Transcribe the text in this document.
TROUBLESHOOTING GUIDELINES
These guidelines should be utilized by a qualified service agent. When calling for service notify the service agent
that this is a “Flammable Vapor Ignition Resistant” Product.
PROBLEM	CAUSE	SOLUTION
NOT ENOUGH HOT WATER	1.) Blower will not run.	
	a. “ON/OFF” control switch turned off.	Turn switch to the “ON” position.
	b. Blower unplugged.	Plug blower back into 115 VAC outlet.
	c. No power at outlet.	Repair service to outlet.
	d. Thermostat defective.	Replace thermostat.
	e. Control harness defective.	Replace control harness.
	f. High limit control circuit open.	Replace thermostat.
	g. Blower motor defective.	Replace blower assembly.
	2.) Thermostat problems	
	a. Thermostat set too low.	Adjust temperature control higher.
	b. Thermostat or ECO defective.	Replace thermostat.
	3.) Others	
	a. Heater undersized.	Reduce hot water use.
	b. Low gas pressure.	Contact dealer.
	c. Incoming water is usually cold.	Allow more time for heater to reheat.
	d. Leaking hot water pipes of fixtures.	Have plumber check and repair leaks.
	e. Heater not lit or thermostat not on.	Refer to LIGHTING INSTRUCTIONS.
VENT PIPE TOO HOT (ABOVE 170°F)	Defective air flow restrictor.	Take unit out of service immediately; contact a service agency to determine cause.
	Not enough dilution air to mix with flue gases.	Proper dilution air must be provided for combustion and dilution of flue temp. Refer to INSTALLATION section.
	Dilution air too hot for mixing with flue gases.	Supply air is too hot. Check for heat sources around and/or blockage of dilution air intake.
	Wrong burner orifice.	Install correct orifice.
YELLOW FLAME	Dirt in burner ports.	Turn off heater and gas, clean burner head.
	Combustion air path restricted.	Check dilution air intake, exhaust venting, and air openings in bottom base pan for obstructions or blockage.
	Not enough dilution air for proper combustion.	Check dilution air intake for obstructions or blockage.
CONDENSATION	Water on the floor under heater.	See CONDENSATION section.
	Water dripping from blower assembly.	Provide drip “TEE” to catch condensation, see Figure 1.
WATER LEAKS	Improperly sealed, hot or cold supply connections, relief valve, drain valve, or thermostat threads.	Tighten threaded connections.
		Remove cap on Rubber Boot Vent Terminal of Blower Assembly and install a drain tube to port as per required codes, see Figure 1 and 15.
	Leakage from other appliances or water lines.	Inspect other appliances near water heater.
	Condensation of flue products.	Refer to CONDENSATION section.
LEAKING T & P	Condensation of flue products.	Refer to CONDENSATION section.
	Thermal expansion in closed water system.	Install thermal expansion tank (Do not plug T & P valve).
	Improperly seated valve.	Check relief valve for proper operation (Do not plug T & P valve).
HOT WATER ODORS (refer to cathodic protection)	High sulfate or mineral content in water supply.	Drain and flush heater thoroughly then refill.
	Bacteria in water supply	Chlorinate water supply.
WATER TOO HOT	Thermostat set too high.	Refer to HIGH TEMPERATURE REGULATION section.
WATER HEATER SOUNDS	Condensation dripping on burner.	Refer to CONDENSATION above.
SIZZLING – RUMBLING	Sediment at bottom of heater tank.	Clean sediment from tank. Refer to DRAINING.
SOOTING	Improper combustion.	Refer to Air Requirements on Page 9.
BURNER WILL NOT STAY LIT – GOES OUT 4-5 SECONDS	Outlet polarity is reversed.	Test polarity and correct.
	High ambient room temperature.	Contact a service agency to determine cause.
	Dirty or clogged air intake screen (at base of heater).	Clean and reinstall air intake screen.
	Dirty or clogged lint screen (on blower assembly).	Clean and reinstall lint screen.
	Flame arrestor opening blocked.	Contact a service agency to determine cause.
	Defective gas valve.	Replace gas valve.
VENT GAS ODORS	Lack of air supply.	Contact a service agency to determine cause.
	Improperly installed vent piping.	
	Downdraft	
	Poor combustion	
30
□ □ □
All the records, as written, must be given again.

— ANSWER —
Transcribe the text in this document.
TROUBLESHOOTING GUIDELINES
These guidelines should be utilized by a qualified service agent. When calling for service notify the service agent
that this is a “Flammable Vapor Ignition Resistant” Product.
PROBLEM	CAUSE	SOLUTION
NOT ENOUGH HOT WATER	1.) Blower will not run.	
	a. “ON/OFF” control switch turned off.	Turn switch to the “ON” position.
	b. Blower unplugged.	Plug blower back into 115 VAC outlet.
	c. No power at outlet.	Repair service to outlet.
	d. Thermostat defective.	Replace thermostat.
	e. Control harness defective.	Replace control harness.
	f. High limit control circuit open.	Replace thermostat.
	g. Blower motor defective.	Replace blower assembly.
	2.) Thermostat problems	
	a. Thermostat set too low.	Adjust temperature control higher.
	b. Thermostat or ECO defective.	Replace thermostat.
	3.) Others	
	a. Heater undersized.	Reduce hot water use.
	b. Low gas pressure.	Contact dealer.
	c. Incoming water is usually cold.	Allow more time for heater to reheat.
	d. Leaking hot water pipes of fixtures.	Have plumber check and repair leaks.
	e. Heater not lit or thermostat not on.	Refer to LIGHTING INSTRUCTIONS.
VENT PIPE TOO HOT (ABOVE 170°F)	Defective air flow restrictor.	Take unit out of service immediately; contact a service agency to determine cause.
	Not enough dilution air to mix with flue gases.	Proper dilution air must be provided for combustion and dilution of flue temp. Refer to INSTALLATION section.
	Dilution air too hot for mixing with flue gases.	Supply air is too hot. Check for heat sources around and/or blockage of dilution air intake.
	Wrong burner orifice.	Install correct orifice.
YELLOW FLAME	Dirt in burner ports.	Turn off heater and gas, clean burner head.
	Combustion air path restricted.	Check dilution air intake, exhaust venting, and air openings in bottom base pan for obstructions or blockage.
	Not enough dilution air for proper combustion.	Check dilution air intake for obstructions or blockage.
CONDENSATION	Water on the floor under heater.	See CONDENSATION section.
	Water dripping from blower assembly.	Provide drip “TEE” to catch condensation, see Figure 1.
WATER LEAKS	Improperly sealed, hot or cold supply connections, relief valve, drain valve, or thermostat threads.	Tighten threaded connections.
		Remove cap on Rubber Boot Vent Terminal of Blower Assembly and install a drain tube to port as per required codes, see Figure 1 and 15.
	Leakage from other appliances or water lines.	Inspect other appliances near water heater.
	Condensation of flue products.	Refer to CONDENSATION section.
LEAKING T & P	Condensation of flue products.	Refer to CONDENSATION section.
	Thermal expansion in closed water system.	Install thermal expansion tank (Do not plug T & P valve).
	Improperly seated valve.	Check relief valve for proper operation (Do not plug T & P valve).
HOT WATER ODORS (refer to cathodic protection)	High sulfate or mineral content in water supply.	Drain and flush heater thoroughly then refill.
	Bacteria in water supply	Chlorinate water supply.
WATER TOO HOT	Thermostat set too high.	Refer to HIGH TEMPERATURE REGULATION section.
WATER HEATER SOUNDS	Condensation dripping on burner.	Refer to CONDENSATION above.
SIZZLING – RUMBLING	Sediment at bottom of heater tank.	Clean sediment from tank. Refer to DRAINING.
SOOTING	Improper combustion.	Refer to Air Requirements on Page 9.
BURNER WILL NOT STAY LIT – GOES OUT 4-5 SECONDS	Outlet polarity is reversed.	Test polarity and correct.
	High ambient room temperature.	Contact a service agency to determine cause.
	Dirty or clogged air intake screen (at base of heater).	Clean and reinstall air intake screen.
	Dirty or clogged lint screen (on blower assembly).	Clean and reinstall lint screen.
	Flame arrestor opening blocked.	Contact a service agency to determine cause.
	Defective gas valve.	Replace gas valve.
VENT GAS ODORS	Lack of air supply.	Contact a service agency to determine cause.
	Improperly installed vent piping.	
	Downdraft	
	Poor combustion	
30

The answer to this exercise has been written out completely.